### DATA LINES ###
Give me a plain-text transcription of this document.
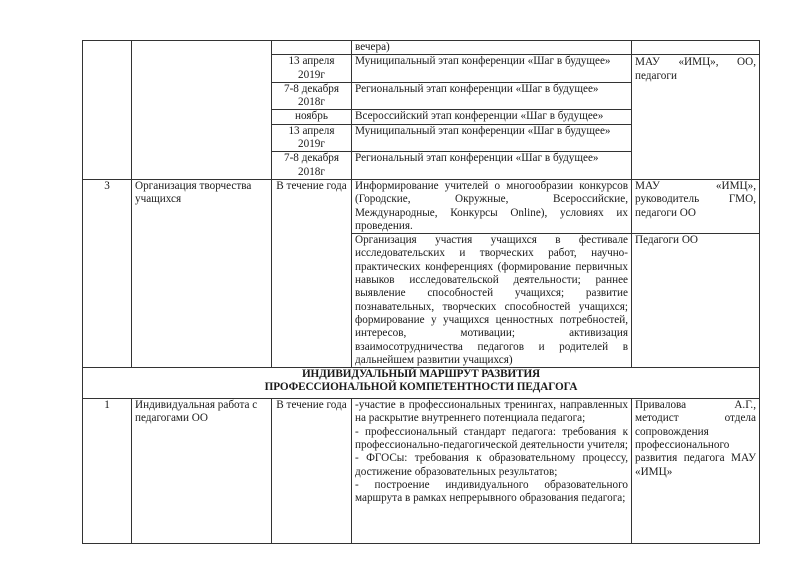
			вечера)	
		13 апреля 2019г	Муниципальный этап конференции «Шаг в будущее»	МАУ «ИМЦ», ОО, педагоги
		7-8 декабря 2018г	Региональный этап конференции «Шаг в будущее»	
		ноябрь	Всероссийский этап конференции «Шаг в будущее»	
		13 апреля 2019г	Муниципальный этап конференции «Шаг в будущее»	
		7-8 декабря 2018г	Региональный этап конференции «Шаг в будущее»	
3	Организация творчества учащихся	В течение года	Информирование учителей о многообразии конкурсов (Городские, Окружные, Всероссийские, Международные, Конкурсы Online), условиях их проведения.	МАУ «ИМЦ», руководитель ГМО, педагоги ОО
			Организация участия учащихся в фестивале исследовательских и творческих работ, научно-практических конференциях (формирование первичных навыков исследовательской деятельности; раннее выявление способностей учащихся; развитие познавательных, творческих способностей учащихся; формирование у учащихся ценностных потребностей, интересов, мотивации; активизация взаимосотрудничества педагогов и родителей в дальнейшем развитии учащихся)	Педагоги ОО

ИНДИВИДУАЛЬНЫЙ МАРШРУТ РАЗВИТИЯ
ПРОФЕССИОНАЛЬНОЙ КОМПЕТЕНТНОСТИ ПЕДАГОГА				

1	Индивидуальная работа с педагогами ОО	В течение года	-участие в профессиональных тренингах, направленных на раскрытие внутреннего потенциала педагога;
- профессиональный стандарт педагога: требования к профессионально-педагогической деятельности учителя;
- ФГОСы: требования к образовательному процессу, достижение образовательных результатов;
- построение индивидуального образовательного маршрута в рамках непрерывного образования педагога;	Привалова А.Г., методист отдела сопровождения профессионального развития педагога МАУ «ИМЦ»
###
### DATA LINES ###
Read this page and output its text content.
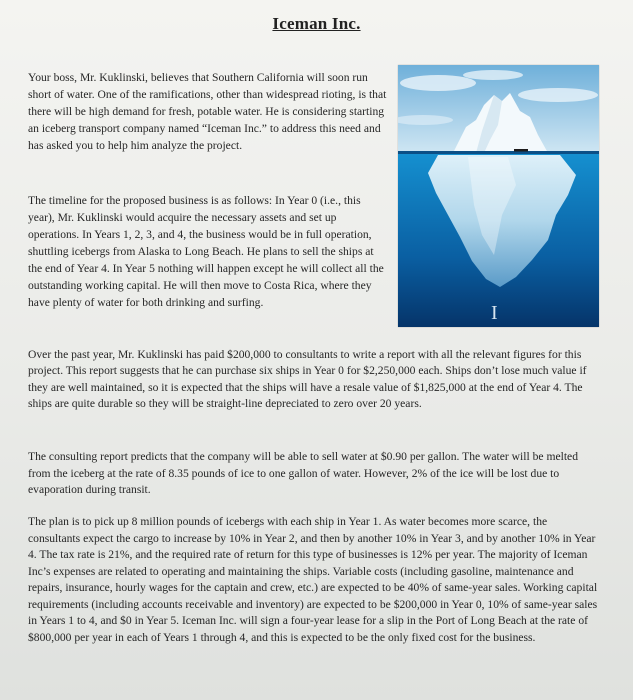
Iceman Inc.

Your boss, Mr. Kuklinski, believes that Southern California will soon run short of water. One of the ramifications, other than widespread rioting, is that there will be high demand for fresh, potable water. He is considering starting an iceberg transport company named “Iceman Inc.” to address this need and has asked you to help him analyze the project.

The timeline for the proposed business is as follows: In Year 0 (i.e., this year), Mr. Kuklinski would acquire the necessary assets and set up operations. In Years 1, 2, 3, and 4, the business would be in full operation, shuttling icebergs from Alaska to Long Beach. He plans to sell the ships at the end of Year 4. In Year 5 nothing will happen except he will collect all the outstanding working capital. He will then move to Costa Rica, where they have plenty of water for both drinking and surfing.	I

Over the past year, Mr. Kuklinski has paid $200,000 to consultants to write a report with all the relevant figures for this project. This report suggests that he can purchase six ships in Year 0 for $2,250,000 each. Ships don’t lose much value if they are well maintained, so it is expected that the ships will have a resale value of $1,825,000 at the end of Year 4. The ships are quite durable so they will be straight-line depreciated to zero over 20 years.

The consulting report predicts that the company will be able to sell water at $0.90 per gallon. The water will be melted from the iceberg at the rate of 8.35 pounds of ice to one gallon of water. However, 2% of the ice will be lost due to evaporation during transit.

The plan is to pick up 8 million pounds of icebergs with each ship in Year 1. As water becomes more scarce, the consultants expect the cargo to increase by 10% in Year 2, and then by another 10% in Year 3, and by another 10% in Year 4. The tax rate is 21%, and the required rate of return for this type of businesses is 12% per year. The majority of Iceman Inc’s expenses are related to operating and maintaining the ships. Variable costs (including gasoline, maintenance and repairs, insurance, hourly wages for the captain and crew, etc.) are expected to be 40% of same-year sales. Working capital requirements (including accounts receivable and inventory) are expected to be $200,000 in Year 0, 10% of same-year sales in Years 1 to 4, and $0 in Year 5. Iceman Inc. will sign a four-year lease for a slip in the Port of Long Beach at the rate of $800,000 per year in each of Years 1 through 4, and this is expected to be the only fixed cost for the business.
###
### DATA LINES ###
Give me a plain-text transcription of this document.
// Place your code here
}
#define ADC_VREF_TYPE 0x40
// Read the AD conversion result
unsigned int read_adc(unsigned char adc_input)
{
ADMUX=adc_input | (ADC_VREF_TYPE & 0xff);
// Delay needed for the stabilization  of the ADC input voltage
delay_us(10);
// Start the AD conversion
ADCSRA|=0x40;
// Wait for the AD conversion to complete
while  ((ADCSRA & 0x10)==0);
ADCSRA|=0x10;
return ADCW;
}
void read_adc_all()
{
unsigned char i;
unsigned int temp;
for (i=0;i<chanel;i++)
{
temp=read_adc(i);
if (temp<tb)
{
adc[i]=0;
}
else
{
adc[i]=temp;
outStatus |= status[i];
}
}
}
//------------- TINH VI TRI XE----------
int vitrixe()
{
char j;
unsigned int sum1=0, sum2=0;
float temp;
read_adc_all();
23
###
■ EXERCISE PROMPT
Pick out each line containing "апреля" and report it.

■ RESULT
		13 апреля 2019г	Муниципальный этап конференции «Шаг в будущее»	МАУ «ИМЦ», ОО, педагоги
		13 апреля 2019г	Муниципальный этап конференции «Шаг в будущее»	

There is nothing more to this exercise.